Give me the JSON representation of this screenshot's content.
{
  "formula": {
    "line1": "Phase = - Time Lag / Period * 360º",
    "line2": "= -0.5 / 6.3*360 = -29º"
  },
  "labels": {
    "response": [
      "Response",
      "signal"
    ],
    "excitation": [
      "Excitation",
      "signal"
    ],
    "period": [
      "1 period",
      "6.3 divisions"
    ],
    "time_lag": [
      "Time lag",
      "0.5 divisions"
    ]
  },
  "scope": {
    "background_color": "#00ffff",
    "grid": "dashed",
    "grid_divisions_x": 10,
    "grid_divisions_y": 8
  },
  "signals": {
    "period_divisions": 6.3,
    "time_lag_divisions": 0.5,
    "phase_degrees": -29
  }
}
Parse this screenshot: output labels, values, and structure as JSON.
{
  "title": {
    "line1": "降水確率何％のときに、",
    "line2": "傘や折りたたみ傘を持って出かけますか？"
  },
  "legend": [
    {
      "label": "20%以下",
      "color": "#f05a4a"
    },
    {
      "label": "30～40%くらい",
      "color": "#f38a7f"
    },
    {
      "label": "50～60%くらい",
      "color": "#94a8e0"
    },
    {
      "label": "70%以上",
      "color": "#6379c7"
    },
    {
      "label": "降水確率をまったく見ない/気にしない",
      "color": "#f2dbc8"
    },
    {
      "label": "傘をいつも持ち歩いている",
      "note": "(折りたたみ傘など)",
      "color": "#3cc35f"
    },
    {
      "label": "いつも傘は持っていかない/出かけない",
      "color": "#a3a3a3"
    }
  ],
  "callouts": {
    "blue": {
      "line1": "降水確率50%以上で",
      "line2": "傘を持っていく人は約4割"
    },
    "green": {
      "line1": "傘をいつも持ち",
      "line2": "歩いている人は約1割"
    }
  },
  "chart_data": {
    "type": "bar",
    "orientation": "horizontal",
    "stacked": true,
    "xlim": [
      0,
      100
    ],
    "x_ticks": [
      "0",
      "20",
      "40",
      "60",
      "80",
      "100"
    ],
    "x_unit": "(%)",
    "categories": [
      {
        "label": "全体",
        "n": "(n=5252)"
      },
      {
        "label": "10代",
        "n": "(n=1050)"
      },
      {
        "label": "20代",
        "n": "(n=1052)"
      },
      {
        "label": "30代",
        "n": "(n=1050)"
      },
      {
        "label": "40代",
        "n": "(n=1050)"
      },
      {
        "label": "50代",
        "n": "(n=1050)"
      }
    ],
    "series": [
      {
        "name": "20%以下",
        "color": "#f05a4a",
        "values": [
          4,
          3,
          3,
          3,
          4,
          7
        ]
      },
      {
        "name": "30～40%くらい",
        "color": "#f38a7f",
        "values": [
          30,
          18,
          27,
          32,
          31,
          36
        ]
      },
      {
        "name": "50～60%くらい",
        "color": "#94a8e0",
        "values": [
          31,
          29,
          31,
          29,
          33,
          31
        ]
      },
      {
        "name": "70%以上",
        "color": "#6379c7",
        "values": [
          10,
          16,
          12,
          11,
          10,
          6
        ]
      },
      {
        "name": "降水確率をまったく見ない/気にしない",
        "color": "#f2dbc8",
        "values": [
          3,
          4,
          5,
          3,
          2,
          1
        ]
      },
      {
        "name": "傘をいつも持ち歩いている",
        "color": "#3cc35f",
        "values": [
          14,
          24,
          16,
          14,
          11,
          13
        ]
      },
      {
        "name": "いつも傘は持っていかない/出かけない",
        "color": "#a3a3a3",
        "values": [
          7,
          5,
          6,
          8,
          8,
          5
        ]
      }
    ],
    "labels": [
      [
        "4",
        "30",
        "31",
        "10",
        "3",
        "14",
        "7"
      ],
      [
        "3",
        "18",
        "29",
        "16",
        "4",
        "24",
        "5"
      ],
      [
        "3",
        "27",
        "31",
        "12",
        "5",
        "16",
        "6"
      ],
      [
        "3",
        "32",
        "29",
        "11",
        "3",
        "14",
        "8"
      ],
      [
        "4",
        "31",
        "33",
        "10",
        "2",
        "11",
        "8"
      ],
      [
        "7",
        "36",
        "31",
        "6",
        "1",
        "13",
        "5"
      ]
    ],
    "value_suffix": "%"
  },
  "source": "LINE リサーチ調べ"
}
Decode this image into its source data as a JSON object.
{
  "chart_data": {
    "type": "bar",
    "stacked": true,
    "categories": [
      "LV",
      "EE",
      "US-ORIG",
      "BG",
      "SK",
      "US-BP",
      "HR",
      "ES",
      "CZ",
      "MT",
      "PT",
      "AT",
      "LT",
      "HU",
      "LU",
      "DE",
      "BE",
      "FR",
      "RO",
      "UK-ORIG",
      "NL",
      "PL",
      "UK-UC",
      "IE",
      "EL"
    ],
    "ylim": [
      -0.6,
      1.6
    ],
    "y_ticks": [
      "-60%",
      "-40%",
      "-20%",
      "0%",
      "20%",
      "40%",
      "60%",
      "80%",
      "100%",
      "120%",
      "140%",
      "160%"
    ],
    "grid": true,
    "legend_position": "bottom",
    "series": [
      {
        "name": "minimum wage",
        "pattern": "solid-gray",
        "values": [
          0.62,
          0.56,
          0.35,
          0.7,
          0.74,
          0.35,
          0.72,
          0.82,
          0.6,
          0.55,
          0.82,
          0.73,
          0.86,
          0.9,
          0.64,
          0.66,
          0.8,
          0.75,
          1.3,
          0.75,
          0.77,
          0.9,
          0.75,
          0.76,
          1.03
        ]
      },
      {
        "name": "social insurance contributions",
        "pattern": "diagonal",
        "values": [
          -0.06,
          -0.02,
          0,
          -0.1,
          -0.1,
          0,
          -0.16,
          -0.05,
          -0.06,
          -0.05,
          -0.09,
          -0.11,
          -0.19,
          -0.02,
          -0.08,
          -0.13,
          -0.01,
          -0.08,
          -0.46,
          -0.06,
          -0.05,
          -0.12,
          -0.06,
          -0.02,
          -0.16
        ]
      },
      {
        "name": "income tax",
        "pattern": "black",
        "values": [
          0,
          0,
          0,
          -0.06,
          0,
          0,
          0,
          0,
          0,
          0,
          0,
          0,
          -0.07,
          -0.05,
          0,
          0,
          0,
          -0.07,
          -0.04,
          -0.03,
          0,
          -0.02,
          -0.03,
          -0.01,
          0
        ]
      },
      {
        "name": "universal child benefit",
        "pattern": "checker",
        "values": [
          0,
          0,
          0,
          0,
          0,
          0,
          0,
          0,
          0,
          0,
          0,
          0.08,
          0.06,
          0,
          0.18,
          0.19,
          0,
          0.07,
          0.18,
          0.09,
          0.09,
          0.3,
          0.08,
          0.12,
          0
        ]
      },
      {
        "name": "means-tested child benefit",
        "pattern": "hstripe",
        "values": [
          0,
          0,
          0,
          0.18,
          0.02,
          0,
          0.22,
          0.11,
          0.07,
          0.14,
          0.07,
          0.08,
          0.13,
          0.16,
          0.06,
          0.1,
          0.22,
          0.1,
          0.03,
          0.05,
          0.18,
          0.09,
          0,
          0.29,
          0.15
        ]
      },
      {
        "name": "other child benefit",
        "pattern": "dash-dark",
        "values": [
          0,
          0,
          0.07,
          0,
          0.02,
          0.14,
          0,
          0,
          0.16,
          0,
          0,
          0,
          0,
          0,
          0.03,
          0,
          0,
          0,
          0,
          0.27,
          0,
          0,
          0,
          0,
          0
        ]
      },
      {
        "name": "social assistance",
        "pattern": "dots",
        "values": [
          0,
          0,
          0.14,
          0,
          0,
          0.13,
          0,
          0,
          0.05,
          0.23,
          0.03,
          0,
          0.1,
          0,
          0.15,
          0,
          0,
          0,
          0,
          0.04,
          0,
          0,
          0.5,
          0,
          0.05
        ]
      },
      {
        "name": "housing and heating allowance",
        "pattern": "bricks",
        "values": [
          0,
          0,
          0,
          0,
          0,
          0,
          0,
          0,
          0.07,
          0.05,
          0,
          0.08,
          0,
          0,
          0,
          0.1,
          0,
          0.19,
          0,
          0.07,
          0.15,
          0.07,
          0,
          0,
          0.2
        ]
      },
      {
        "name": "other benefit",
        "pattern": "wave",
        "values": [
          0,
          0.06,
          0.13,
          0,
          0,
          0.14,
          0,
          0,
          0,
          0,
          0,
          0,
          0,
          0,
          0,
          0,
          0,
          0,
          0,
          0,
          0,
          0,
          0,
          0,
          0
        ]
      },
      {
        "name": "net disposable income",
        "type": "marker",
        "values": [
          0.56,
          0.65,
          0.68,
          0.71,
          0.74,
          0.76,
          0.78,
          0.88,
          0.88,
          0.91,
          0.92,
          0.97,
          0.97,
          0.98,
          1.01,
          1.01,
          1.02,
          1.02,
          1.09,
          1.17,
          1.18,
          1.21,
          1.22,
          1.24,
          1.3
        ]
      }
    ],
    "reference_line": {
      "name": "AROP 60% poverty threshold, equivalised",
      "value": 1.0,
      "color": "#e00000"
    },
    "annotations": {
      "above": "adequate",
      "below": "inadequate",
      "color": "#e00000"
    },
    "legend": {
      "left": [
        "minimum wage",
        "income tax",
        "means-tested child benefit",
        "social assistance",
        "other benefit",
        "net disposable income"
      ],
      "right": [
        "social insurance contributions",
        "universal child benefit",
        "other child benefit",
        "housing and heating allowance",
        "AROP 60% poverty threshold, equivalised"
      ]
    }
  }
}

++++++

# Written exercise
Extract all lines that hold the word "universal".

# Response to the task
        "name": "universal child benefit",
        "universal child benefit",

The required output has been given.